## Begin Available data

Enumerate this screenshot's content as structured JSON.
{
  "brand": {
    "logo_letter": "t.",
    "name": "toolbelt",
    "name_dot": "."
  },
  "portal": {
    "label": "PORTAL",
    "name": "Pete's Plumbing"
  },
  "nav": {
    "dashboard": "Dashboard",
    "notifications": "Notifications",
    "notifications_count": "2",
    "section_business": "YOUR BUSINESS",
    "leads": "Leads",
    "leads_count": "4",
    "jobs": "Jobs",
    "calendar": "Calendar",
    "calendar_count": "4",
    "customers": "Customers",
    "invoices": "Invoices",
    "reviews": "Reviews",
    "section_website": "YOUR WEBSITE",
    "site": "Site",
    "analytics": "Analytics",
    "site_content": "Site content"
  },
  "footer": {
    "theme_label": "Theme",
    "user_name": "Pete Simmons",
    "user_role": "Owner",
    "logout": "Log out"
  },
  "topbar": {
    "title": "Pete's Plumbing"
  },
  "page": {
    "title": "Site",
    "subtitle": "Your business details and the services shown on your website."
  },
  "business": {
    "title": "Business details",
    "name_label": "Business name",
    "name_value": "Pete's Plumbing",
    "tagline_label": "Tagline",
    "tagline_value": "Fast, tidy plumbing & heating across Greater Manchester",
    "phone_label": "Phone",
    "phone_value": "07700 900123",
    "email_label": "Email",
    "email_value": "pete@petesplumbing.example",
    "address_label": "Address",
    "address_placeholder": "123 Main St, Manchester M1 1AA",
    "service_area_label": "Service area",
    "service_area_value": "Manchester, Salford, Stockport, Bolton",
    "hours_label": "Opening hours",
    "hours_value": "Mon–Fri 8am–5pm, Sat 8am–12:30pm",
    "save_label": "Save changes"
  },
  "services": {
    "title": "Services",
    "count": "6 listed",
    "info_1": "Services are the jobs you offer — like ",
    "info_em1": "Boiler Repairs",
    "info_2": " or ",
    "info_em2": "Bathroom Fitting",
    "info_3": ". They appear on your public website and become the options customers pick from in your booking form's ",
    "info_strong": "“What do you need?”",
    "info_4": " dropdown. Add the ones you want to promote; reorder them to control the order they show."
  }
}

## End Available data

» **Task**:
Set down each entry again, unchanged.

» **Result of the task**:
Enumerate this screenshot's content as structured JSON.
{
  "brand": {
    "logo_letter": "t.",
    "name": "toolbelt",
    "name_dot": "."
  },
  "portal": {
    "label": "PORTAL",
    "name": "Pete's Plumbing"
  },
  "nav": {
    "dashboard": "Dashboard",
    "notifications": "Notifications",
    "notifications_count": "2",
    "section_business": "YOUR BUSINESS",
    "leads": "Leads",
    "leads_count": "4",
    "jobs": "Jobs",
    "calendar": "Calendar",
    "calendar_count": "4",
    "customers": "Customers",
    "invoices": "Invoices",
    "reviews": "Reviews",
    "section_website": "YOUR WEBSITE",
    "site": "Site",
    "analytics": "Analytics",
    "site_content": "Site content"
  },
  "footer": {
    "theme_label": "Theme",
    "user_name": "Pete Simmons",
    "user_role": "Owner",
    "logout": "Log out"
  },
  "topbar": {
    "title": "Pete's Plumbing"
  },
  "page": {
    "title": "Site",
    "subtitle": "Your business details and the services shown on your website."
  },
  "business": {
    "title": "Business details",
    "name_label": "Business name",
    "name_value": "Pete's Plumbing",
    "tagline_label": "Tagline",
    "tagline_value": "Fast, tidy plumbing & heating across Greater Manchester",
    "phone_label": "Phone",
    "phone_value": "07700 900123",
    "email_label": "Email",
    "email_value": "pete@petesplumbing.example",
    "address_label": "Address",
    "address_placeholder": "123 Main St, Manchester M1 1AA",
    "service_area_label": "Service area",
    "service_area_value": "Manchester, Salford, Stockport, Bolton",
    "hours_label": "Opening hours",
    "hours_value": "Mon–Fri 8am–5pm, Sat 8am–12:30pm",
    "save_label": "Save changes"
  },
  "services": {
    "title": "Services",
    "count": "6 listed",
    "info_1": "Services are the jobs you offer — like ",
    "info_em1": "Boiler Repairs",
    "info_2": " or ",
    "info_em2": "Bathroom Fitting",
    "info_3": ". They appear on your public website and become the options customers pick from in your booking form's ",
    "info_strong": "“What do you need?”",
    "info_4": " dropdown. Add the ones you want to promote; reorder them to control the order they show."
  }
}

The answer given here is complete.